[Figure collection entries]
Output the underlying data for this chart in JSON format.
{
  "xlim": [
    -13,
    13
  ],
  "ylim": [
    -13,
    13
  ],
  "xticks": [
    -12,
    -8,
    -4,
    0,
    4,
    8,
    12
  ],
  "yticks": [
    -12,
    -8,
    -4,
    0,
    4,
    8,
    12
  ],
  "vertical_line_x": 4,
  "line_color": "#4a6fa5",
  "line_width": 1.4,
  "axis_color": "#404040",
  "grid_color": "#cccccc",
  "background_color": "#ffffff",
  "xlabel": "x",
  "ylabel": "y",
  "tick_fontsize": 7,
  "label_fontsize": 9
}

* * *

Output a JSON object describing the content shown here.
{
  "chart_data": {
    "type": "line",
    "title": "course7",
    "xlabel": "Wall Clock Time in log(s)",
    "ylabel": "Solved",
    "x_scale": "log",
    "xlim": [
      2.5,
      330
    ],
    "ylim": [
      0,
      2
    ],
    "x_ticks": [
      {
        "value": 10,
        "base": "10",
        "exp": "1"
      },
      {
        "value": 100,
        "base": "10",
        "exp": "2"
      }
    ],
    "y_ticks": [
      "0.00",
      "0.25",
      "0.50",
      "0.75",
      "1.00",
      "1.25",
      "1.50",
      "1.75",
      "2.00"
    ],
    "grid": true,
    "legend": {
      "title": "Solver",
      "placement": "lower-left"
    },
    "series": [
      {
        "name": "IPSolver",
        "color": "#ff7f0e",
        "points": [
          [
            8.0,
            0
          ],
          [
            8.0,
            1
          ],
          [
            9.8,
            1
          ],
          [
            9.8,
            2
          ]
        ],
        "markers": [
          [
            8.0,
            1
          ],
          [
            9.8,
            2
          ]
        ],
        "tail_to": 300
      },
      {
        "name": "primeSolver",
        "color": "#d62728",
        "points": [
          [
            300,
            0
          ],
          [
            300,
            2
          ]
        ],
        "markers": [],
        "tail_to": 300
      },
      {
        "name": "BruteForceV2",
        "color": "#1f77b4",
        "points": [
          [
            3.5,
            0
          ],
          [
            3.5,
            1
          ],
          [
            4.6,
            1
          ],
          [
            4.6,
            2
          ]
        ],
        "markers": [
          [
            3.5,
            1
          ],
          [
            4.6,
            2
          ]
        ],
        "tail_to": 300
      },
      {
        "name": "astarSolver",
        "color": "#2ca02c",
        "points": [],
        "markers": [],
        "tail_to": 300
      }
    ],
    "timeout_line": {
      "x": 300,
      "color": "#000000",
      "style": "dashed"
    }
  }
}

> _Exercise details_
Look through the entries above; copy every line holding the string "name".

> _Answer to this problem_
        "name": "IPSolver",
        "name": "primeSolver",
        "name": "BruteForceV2",
        "name": "astarSolver",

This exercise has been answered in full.